"""

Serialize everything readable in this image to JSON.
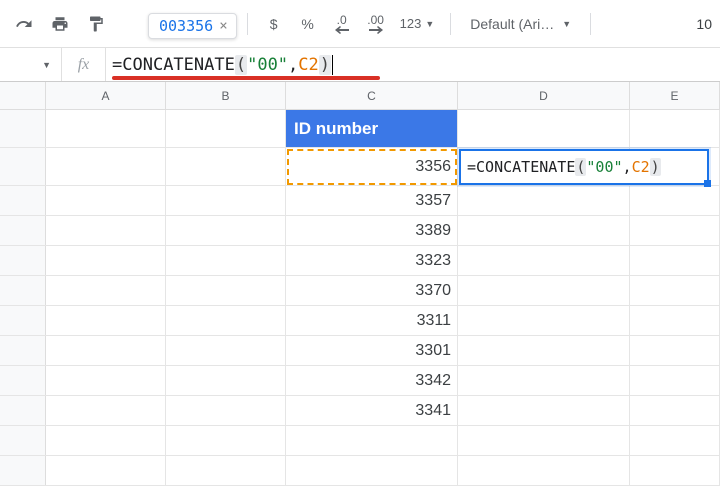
{
  "toolbar": {
    "tooltip_value": "003356",
    "currency": "$",
    "percent": "%",
    "dec_dec": ".0",
    "inc_dec": ".00",
    "format_num": "123",
    "font_name": "Default (Ari…",
    "font_size": "10"
  },
  "formula": {
    "eq": "=",
    "fn": "CONCATENATE",
    "open": "(",
    "arg1": "\"00\"",
    "comma": ", ",
    "arg2": "C2",
    "close": ")"
  },
  "columns": {
    "a": "A",
    "b": "B",
    "c": "C",
    "d": "D",
    "e": "E"
  },
  "header_c": "ID number",
  "data_c": [
    "3356",
    "3357",
    "3389",
    "3323",
    "3370",
    "3311",
    "3301",
    "3342",
    "3341"
  ],
  "active_cell": {
    "eq": "=",
    "fn": "CONCATENATE",
    "open": "(",
    "arg1": "\"00\"",
    "comma": ", ",
    "arg2": "C2",
    "close": ")"
  }
}
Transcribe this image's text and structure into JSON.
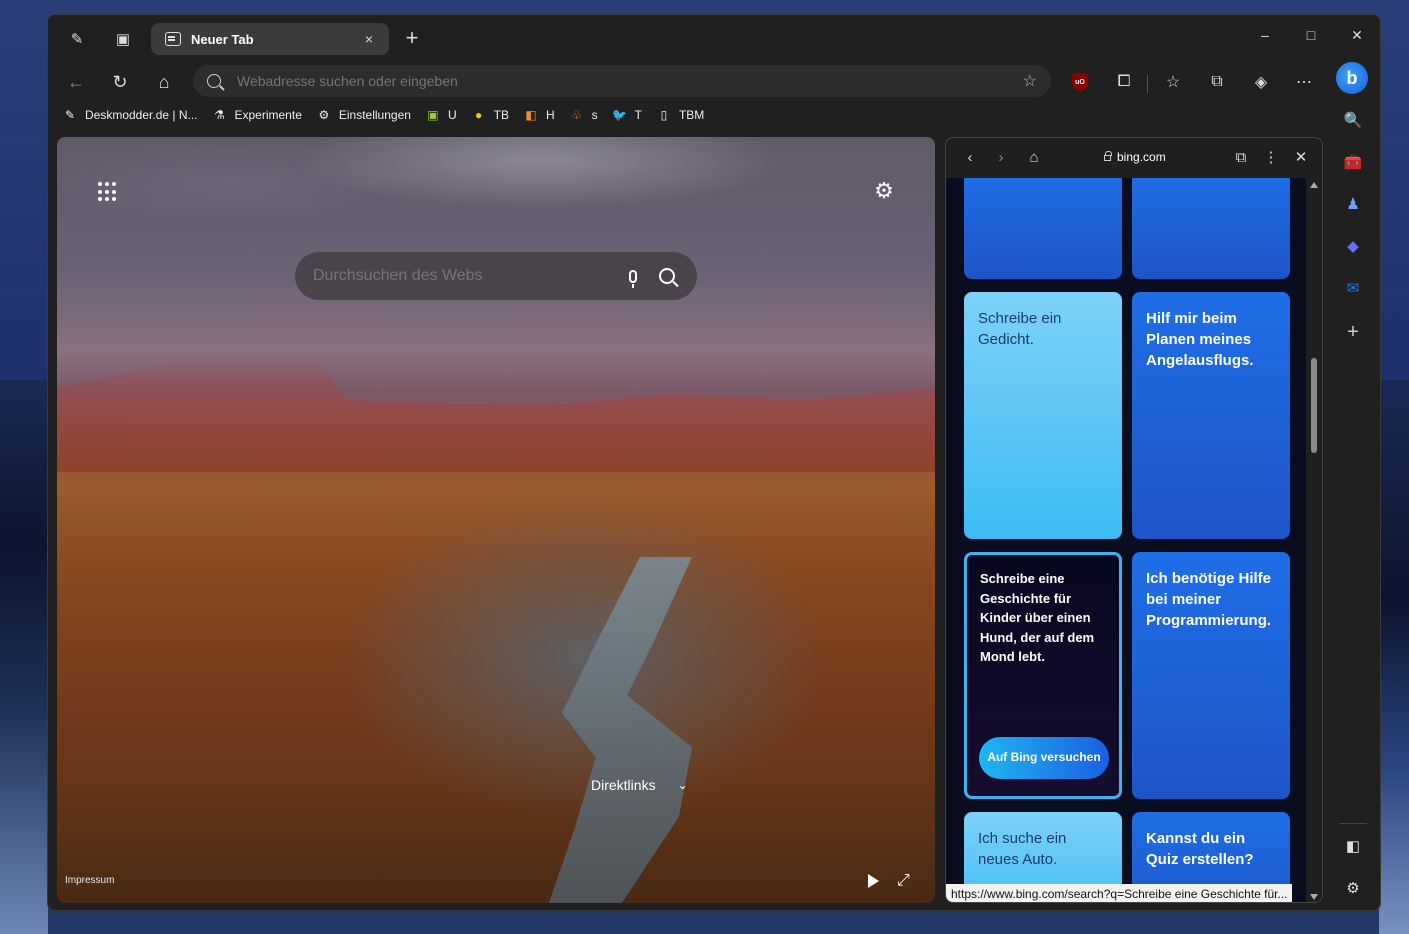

"""

Extract from the data every line where "image" shows up.

*Worked answer:*
Serialize everything readable in this image to JSON.
Transcribe this image's text and structure into JSON.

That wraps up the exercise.